— start ITEMS —
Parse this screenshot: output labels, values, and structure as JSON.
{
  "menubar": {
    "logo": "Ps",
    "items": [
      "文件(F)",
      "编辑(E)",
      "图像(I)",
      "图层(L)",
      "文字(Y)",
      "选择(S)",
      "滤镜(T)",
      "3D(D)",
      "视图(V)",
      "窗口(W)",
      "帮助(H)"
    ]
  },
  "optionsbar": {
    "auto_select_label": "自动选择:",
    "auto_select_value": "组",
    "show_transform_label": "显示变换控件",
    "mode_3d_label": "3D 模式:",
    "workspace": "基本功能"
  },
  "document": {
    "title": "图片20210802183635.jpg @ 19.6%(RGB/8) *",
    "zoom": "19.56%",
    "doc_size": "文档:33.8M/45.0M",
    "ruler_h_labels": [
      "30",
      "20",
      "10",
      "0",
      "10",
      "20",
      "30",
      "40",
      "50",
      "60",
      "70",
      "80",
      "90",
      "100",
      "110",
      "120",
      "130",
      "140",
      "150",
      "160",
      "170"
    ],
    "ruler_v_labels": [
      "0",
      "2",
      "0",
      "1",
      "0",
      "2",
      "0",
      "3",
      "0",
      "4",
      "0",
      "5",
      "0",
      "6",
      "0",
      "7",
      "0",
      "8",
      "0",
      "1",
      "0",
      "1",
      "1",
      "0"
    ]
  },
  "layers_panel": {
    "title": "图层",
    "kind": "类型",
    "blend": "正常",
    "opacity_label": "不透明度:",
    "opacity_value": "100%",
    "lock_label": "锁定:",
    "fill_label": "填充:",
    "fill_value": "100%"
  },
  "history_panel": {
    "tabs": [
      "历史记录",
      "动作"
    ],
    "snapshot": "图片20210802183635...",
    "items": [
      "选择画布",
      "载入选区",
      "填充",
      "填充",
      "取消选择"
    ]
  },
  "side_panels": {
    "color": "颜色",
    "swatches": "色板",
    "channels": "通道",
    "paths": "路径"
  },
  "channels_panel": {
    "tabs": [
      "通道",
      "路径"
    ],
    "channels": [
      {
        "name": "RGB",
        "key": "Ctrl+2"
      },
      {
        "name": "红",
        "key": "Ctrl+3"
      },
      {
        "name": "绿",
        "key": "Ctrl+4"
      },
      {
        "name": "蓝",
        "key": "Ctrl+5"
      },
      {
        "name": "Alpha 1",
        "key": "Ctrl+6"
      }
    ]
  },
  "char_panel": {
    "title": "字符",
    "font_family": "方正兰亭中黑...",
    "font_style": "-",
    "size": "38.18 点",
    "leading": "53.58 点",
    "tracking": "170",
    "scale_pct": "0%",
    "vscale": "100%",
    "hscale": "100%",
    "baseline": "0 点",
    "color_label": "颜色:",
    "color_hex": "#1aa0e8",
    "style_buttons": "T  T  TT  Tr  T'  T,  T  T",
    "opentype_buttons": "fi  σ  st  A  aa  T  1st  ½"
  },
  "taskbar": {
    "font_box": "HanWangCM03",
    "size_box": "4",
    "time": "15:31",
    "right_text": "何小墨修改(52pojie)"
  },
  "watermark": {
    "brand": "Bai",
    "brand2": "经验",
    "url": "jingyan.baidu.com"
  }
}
— end ITEMS —
Word for word, extract all the records.

Parse this screenshot: output labels, values, and structure as JSON.
{
  "menubar": {
    "logo": "Ps",
    "items": [
      "文件(F)",
      "编辑(E)",
      "图像(I)",
      "图层(L)",
      "文字(Y)",
      "选择(S)",
      "滤镜(T)",
      "3D(D)",
      "视图(V)",
      "窗口(W)",
      "帮助(H)"
    ]
  },
  "optionsbar": {
    "auto_select_label": "自动选择:",
    "auto_select_value": "组",
    "show_transform_label": "显示变换控件",
    "mode_3d_label": "3D 模式:",
    "workspace": "基本功能"
  },
  "document": {
    "title": "图片20210802183635.jpg @ 19.6%(RGB/8) *",
    "zoom": "19.56%",
    "doc_size": "文档:33.8M/45.0M",
    "ruler_h_labels": [
      "30",
      "20",
      "10",
      "0",
      "10",
      "20",
      "30",
      "40",
      "50",
      "60",
      "70",
      "80",
      "90",
      "100",
      "110",
      "120",
      "130",
      "140",
      "150",
      "160",
      "170"
    ],
    "ruler_v_labels": [
      "0",
      "2",
      "0",
      "1",
      "0",
      "2",
      "0",
      "3",
      "0",
      "4",
      "0",
      "5",
      "0",
      "6",
      "0",
      "7",
      "0",
      "8",
      "0",
      "1",
      "0",
      "1",
      "1",
      "0"
    ]
  },
  "layers_panel": {
    "title": "图层",
    "kind": "类型",
    "blend": "正常",
    "opacity_label": "不透明度:",
    "opacity_value": "100%",
    "lock_label": "锁定:",
    "fill_label": "填充:",
    "fill_value": "100%"
  },
  "history_panel": {
    "tabs": [
      "历史记录",
      "动作"
    ],
    "snapshot": "图片20210802183635...",
    "items": [
      "选择画布",
      "载入选区",
      "填充",
      "填充",
      "取消选择"
    ]
  },
  "side_panels": {
    "color": "颜色",
    "swatches": "色板",
    "channels": "通道",
    "paths": "路径"
  },
  "channels_panel": {
    "tabs": [
      "通道",
      "路径"
    ],
    "channels": [
      {
        "name": "RGB",
        "key": "Ctrl+2"
      },
      {
        "name": "红",
        "key": "Ctrl+3"
      },
      {
        "name": "绿",
        "key": "Ctrl+4"
      },
      {
        "name": "蓝",
        "key": "Ctrl+5"
      },
      {
        "name": "Alpha 1",
        "key": "Ctrl+6"
      }
    ]
  },
  "char_panel": {
    "title": "字符",
    "font_family": "方正兰亭中黑...",
    "font_style": "-",
    "size": "38.18 点",
    "leading": "53.58 点",
    "tracking": "170",
    "scale_pct": "0%",
    "vscale": "100%",
    "hscale": "100%",
    "baseline": "0 点",
    "color_label": "颜色:",
    "color_hex": "#1aa0e8",
    "style_buttons": "T  T  TT  Tr  T'  T,  T  T",
    "opentype_buttons": "fi  σ  st  A  aa  T  1st  ½"
  },
  "taskbar": {
    "font_box": "HanWangCM03",
    "size_box": "4",
    "time": "15:31",
    "right_text": "何小墨修改(52pojie)"
  },
  "watermark": {
    "brand": "Bai",
    "brand2": "经验",
    "url": "jingyan.baidu.com"
  }
}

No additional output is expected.